● **Exercise prompt**
Go through the data below line by line and count those containing the word "heading". Reply with the count only.

(Items from a data source)

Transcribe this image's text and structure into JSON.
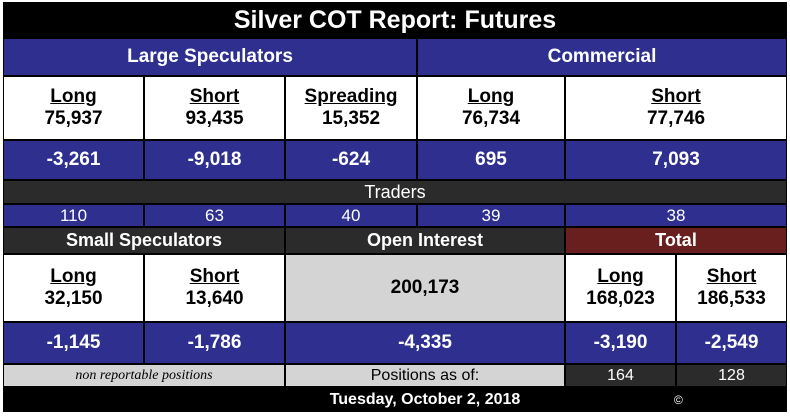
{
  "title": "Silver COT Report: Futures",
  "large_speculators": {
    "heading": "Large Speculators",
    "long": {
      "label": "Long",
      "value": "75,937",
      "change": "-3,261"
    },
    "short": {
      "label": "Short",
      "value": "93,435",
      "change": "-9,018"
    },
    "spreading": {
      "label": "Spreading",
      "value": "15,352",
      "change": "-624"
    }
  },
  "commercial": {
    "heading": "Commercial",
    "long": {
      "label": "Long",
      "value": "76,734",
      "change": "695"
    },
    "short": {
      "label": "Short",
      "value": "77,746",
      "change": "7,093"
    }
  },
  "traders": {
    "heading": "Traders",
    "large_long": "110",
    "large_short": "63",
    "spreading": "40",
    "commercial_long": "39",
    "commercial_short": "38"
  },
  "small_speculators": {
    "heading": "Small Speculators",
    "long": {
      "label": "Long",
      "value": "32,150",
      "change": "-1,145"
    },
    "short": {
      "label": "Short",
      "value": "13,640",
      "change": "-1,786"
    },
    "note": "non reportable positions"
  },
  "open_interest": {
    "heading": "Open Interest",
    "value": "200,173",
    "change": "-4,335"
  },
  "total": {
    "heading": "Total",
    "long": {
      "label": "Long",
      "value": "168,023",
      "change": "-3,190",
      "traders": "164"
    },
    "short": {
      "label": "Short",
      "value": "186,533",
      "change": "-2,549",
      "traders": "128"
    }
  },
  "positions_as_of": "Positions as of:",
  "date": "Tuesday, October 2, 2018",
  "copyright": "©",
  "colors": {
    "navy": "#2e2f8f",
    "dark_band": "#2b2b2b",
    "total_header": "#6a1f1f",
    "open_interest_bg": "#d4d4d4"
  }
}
--
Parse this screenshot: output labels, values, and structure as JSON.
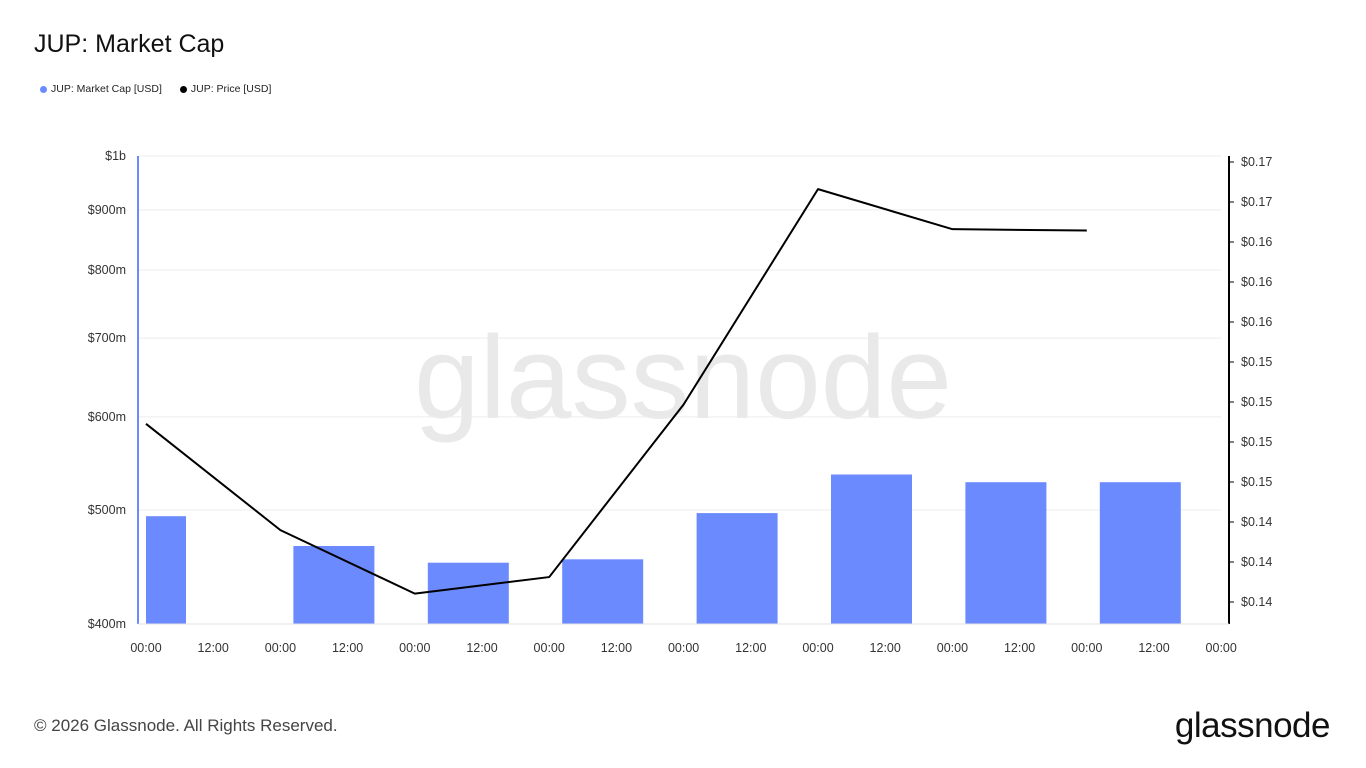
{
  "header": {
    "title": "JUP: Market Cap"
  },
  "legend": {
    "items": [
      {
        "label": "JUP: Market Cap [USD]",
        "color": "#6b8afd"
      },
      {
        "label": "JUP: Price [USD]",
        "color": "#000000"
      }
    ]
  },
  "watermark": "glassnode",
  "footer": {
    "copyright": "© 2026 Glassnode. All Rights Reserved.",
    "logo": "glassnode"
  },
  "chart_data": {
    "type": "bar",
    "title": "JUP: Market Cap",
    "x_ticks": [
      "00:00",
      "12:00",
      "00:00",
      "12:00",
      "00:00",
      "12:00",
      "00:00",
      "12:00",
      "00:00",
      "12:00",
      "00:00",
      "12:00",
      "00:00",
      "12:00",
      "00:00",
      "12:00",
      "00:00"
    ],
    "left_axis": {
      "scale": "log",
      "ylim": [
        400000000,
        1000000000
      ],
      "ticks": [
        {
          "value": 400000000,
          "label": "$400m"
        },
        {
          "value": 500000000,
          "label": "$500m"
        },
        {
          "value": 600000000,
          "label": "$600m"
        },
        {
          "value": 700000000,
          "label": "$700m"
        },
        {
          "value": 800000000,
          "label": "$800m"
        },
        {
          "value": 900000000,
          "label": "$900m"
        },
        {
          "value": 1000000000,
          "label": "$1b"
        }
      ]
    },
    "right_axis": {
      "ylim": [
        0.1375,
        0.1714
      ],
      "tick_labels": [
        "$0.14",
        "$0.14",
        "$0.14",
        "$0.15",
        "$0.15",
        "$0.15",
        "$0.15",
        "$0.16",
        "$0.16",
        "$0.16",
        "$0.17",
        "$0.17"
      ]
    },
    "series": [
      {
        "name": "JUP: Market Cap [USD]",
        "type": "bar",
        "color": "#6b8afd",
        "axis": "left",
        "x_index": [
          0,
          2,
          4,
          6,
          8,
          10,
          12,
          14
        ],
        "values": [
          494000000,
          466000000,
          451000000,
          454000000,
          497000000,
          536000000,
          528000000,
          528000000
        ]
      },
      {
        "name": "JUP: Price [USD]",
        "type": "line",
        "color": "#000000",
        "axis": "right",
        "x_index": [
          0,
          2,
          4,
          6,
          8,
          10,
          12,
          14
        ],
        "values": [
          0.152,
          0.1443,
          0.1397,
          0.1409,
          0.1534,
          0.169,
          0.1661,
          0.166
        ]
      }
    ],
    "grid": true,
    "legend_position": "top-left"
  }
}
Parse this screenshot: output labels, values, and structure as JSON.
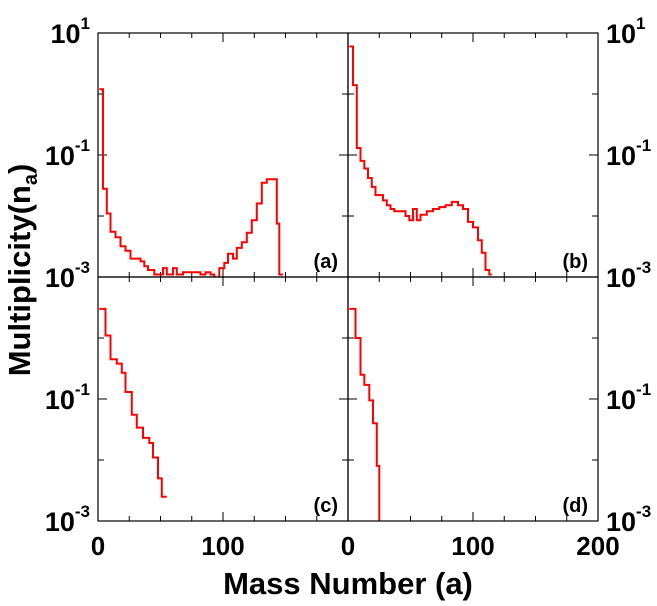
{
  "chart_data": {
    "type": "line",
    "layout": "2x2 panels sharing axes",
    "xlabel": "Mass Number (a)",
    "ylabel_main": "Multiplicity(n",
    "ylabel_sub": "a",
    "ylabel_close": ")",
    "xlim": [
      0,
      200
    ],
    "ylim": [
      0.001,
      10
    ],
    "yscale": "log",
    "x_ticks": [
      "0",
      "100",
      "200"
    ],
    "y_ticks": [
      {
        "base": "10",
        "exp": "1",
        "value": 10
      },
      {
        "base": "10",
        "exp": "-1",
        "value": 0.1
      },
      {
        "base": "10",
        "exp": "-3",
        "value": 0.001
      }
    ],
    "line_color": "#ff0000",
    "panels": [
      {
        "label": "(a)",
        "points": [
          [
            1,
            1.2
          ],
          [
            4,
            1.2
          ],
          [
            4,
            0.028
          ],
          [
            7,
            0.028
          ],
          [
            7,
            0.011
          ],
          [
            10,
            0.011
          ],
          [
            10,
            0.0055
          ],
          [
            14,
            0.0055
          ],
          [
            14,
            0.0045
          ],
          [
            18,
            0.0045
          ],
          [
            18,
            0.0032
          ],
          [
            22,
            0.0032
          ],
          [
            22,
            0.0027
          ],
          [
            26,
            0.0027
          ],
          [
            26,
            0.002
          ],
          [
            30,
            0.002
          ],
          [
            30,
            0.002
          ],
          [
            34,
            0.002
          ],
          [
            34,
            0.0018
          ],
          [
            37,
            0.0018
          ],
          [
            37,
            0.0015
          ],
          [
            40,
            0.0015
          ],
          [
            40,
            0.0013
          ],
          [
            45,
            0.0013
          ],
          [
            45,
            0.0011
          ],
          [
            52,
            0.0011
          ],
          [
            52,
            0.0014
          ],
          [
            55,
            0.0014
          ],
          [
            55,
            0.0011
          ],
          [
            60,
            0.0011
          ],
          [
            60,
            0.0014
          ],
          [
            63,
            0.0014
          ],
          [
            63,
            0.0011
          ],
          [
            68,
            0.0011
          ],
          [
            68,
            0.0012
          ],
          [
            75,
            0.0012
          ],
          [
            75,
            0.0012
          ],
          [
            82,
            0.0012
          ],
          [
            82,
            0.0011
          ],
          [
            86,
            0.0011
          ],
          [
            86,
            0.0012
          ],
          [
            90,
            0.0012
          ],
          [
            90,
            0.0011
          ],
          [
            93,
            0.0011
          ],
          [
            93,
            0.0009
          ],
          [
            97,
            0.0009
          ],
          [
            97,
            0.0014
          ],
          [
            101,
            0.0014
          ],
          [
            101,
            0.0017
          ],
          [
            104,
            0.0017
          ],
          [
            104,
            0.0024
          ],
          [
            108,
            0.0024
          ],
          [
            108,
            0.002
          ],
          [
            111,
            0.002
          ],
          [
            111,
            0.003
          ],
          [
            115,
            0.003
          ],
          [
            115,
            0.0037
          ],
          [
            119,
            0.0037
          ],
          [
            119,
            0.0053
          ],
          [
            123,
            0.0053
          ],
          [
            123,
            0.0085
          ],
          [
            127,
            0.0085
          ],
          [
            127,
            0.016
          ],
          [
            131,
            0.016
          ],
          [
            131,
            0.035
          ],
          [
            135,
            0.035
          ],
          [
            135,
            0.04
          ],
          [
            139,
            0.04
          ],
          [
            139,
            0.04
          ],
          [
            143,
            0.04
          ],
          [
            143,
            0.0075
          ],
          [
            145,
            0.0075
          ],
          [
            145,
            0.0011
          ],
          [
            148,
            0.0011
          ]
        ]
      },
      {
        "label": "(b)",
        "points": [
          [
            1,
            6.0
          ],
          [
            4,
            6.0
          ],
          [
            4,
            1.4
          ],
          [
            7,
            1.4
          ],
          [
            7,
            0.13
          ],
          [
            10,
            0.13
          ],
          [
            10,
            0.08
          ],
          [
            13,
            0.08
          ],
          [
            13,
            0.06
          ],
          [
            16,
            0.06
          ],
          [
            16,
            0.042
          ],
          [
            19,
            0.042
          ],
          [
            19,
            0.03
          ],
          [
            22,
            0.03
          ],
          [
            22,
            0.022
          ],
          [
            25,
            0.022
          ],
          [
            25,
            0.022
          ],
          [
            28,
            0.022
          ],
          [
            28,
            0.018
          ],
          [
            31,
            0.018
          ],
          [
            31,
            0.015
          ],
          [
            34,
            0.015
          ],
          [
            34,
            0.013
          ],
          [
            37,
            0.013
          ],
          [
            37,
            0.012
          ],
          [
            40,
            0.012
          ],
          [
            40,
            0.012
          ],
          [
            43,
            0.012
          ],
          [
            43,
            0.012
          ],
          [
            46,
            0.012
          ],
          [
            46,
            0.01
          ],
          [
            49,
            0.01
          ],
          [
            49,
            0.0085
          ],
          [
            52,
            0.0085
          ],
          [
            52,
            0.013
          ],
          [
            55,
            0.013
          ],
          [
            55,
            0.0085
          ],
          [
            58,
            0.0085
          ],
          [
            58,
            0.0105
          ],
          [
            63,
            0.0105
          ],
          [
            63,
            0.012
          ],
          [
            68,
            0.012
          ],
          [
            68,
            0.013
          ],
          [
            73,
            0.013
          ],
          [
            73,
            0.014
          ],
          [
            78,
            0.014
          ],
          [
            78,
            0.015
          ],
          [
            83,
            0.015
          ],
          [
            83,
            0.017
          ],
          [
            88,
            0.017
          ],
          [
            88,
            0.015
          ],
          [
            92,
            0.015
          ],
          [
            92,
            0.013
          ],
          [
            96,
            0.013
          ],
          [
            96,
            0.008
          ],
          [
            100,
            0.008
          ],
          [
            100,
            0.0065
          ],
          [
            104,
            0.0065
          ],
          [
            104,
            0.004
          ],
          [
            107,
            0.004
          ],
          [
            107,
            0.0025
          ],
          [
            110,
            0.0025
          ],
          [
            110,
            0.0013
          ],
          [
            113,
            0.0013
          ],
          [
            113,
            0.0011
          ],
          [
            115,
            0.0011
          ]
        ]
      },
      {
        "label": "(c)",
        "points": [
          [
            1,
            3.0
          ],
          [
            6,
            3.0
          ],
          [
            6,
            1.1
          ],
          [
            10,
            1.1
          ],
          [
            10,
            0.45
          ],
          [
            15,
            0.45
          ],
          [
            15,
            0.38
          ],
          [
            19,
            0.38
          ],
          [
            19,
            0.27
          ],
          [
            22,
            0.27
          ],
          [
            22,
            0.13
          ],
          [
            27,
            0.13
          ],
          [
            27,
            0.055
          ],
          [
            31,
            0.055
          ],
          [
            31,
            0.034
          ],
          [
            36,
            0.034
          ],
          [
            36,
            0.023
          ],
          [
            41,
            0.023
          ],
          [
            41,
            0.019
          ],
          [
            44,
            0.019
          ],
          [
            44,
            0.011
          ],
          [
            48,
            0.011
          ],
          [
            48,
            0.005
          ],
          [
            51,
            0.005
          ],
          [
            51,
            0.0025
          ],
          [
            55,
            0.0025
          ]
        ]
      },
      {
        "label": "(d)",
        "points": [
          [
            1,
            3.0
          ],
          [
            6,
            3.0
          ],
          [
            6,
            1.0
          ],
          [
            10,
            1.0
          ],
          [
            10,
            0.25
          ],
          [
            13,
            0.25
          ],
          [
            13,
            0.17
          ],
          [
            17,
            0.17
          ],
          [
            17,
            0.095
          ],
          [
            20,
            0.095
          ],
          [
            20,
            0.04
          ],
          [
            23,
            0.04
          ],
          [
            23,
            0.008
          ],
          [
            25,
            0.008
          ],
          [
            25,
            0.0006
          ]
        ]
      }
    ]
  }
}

● **Result below**
6